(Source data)
-*-*-

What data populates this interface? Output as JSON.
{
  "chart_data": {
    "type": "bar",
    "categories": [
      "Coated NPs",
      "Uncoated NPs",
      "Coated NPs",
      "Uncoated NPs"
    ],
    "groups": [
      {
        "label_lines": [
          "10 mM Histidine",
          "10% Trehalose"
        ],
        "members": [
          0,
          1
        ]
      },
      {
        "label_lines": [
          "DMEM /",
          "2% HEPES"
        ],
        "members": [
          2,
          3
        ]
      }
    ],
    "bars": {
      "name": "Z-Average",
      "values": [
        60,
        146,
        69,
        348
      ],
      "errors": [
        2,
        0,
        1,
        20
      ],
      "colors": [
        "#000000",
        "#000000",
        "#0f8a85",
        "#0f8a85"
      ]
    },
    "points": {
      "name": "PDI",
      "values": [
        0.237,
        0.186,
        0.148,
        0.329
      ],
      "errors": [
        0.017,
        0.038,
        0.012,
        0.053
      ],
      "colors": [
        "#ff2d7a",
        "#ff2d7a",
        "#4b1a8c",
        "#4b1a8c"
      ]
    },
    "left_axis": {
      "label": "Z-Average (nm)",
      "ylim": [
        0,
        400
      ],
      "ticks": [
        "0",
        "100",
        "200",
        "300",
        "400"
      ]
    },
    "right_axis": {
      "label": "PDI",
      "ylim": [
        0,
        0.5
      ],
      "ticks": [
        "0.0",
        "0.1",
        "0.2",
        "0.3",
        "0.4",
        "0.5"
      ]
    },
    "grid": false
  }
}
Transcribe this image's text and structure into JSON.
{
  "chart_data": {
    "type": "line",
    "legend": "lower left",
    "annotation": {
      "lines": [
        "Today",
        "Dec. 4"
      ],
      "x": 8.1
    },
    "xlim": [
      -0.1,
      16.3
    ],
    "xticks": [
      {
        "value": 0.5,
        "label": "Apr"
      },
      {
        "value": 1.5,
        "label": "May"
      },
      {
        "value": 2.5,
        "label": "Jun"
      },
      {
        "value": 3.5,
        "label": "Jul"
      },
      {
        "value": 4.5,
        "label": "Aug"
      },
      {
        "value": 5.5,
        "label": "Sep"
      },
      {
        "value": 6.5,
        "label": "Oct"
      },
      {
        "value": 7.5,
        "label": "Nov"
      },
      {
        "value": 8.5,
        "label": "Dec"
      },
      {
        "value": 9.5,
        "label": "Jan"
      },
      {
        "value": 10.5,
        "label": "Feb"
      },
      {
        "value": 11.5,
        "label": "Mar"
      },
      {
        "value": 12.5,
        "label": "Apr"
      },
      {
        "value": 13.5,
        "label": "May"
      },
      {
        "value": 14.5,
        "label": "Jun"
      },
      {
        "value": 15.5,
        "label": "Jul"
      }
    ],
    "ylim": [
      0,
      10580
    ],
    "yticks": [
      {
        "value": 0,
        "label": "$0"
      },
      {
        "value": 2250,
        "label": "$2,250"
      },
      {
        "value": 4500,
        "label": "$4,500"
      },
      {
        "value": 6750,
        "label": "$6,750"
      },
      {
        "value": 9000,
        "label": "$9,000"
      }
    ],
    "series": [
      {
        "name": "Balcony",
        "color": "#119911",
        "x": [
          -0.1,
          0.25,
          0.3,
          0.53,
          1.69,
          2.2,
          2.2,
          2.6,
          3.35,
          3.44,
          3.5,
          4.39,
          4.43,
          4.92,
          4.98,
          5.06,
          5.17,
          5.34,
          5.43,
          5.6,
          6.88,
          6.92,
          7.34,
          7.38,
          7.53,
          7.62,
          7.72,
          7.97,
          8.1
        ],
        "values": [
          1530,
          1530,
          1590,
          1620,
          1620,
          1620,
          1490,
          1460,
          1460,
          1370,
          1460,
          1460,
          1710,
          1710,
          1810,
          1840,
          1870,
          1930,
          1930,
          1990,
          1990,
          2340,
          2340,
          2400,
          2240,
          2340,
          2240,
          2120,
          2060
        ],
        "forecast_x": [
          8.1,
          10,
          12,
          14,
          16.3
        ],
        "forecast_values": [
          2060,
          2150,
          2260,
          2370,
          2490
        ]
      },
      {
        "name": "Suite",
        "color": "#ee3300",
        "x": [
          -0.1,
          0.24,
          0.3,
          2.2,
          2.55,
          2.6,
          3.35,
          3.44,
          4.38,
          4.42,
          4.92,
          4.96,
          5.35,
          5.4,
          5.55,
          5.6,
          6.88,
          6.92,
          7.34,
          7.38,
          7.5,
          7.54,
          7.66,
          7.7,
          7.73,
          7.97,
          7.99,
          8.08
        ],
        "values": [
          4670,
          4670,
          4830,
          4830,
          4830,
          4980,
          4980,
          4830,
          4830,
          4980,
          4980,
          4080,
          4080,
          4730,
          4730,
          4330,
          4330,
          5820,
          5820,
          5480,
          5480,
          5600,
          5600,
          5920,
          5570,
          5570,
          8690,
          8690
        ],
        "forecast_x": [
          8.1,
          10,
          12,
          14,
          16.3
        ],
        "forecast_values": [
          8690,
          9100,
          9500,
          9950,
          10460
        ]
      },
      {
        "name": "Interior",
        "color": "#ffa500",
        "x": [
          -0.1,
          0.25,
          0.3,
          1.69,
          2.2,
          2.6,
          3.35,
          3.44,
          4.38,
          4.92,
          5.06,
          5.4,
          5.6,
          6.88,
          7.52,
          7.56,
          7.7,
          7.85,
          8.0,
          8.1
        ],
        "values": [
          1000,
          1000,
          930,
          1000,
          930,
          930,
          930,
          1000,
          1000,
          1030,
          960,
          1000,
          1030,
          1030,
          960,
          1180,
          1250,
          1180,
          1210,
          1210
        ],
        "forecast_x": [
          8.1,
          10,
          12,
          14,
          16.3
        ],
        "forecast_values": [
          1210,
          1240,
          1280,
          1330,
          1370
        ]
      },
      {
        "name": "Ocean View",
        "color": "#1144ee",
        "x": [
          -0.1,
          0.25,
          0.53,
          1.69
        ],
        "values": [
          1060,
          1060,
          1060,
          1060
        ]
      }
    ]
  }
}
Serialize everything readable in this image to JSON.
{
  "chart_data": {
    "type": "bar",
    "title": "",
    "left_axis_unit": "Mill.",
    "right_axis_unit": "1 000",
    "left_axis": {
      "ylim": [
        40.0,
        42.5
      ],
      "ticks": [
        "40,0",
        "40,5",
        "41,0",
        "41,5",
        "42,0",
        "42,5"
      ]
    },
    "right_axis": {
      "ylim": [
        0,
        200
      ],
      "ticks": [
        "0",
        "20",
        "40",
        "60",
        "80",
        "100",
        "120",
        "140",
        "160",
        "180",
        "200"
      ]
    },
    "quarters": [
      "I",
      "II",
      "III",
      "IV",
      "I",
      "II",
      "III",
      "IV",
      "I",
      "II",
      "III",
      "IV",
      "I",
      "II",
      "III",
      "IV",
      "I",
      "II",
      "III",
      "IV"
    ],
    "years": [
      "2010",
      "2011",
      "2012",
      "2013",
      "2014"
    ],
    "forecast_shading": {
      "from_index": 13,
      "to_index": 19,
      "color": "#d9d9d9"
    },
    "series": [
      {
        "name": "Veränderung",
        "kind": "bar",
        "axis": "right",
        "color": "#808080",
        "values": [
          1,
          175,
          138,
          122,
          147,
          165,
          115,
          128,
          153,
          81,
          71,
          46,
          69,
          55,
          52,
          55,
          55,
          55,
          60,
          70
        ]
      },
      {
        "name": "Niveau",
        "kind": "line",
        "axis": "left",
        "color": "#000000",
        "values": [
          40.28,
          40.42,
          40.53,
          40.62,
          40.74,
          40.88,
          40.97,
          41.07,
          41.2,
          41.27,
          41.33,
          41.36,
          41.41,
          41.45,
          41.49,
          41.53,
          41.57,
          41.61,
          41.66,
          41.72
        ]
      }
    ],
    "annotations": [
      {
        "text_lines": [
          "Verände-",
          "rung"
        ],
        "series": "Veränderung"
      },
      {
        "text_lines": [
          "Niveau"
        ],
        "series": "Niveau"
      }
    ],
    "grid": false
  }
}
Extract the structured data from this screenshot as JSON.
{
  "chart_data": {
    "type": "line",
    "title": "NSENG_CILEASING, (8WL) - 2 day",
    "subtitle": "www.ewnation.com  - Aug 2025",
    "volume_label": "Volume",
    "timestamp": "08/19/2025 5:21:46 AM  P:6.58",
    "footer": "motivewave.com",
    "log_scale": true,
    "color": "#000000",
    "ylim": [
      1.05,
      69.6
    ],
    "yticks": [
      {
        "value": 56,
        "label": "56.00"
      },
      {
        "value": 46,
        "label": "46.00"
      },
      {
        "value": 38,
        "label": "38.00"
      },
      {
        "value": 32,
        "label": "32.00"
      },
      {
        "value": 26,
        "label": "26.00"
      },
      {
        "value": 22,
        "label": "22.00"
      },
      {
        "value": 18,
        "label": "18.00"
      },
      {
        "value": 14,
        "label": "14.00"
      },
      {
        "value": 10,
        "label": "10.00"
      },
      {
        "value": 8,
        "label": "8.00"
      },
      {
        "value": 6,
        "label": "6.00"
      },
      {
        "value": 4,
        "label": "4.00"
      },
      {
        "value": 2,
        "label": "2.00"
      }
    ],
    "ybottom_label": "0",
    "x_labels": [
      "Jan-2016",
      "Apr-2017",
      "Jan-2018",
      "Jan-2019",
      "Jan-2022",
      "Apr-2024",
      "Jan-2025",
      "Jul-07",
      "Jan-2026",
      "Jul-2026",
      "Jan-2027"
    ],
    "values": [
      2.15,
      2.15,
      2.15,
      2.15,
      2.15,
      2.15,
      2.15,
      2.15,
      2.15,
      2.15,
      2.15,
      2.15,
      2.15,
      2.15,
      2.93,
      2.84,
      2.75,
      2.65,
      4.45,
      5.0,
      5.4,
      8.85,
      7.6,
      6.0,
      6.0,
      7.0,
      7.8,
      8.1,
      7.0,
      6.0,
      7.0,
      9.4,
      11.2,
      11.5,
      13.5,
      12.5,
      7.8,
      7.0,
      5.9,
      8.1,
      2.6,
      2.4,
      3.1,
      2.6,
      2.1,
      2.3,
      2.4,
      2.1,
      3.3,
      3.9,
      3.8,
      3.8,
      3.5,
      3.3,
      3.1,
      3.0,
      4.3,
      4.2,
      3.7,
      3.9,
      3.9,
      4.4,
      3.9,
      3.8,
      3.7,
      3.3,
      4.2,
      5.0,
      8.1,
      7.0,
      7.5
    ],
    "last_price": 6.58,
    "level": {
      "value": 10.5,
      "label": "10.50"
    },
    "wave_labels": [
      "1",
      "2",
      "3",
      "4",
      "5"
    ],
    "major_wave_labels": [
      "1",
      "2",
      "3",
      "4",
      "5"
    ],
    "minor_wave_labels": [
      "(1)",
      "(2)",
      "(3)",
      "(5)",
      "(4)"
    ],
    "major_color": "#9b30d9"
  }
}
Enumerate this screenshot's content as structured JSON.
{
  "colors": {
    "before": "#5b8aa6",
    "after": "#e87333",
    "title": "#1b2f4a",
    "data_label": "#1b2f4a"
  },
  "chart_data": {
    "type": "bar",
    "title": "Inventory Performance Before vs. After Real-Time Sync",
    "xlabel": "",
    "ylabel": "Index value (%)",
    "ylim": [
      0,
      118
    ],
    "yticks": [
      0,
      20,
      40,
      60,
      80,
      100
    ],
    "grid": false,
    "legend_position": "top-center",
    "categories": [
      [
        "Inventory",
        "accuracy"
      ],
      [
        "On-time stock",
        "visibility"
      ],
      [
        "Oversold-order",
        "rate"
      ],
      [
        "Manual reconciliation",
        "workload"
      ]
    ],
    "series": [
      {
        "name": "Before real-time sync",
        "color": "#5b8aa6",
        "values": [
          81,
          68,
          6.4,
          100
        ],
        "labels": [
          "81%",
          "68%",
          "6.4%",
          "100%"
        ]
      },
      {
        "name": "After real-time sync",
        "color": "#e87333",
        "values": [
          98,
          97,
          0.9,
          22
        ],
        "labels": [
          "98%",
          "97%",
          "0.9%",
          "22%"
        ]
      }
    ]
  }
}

-*-*-

#### Do this:
Some lines of the data above may hold the word "JSON"; report how many do, and nothing else.

#### Final answer:
5